◆ Request ◆
Whenever a line below holds the word "колону", copy that line.

◆ Data for this task ◆
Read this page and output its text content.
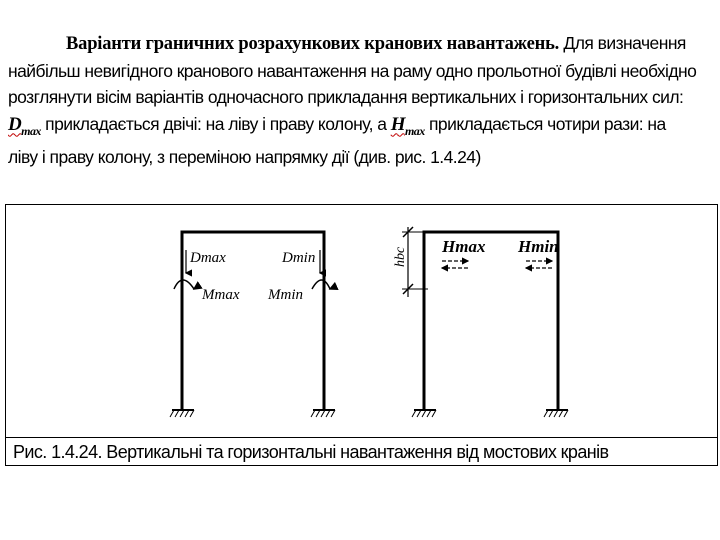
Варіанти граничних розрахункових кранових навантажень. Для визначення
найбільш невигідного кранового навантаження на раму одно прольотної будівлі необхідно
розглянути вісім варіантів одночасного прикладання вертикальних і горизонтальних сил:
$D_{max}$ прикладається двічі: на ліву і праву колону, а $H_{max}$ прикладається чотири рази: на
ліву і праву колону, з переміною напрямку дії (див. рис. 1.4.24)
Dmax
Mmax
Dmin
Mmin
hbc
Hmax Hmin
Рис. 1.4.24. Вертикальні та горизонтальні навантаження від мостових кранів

◆ Answer to the exercise ◆
$D_{max}$ прикладається двічі: на ліву і праву колону, а $H_{max}$ прикладається чотири рази: на
ліву і праву колону, з переміною напрямку дії (див. рис. 1.4.24)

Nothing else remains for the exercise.